▶ **Recorded information**:
_____

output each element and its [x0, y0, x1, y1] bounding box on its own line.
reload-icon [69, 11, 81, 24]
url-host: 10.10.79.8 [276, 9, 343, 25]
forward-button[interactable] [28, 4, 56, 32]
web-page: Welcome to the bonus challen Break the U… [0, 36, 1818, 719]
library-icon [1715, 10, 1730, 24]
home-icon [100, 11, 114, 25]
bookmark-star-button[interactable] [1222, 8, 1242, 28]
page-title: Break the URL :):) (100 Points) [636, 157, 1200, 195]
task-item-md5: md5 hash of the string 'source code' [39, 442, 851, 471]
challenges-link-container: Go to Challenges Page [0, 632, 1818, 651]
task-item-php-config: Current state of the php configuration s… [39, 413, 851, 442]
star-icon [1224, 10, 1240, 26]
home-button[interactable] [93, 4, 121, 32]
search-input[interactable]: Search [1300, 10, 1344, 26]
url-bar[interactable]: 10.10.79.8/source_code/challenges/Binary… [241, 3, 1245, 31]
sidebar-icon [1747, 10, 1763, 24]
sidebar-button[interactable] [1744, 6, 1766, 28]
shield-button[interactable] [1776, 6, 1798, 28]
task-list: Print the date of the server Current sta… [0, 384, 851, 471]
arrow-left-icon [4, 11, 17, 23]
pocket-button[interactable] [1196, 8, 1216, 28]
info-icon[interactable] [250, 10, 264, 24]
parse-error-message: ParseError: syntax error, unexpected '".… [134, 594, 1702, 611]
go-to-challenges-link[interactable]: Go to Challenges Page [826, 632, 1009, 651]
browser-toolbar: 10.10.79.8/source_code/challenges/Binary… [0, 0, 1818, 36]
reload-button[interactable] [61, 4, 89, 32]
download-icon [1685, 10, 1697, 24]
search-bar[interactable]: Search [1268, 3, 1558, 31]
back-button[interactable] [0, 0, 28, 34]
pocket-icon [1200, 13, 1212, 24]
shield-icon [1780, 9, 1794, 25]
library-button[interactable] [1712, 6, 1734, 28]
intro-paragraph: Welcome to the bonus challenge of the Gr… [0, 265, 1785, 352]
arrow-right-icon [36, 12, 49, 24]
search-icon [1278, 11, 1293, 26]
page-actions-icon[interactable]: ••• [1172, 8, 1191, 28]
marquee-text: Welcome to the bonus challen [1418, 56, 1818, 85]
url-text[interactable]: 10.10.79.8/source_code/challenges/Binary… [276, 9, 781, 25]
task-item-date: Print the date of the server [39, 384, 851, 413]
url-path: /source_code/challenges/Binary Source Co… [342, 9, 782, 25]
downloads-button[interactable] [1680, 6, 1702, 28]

_____

▶ **Problem**: Which entries above contain the string "reload"? List each such line in full.

▶ **Finished answer**:
reload-icon [69, 11, 81, 24]
reload-button[interactable] [61, 4, 89, 32]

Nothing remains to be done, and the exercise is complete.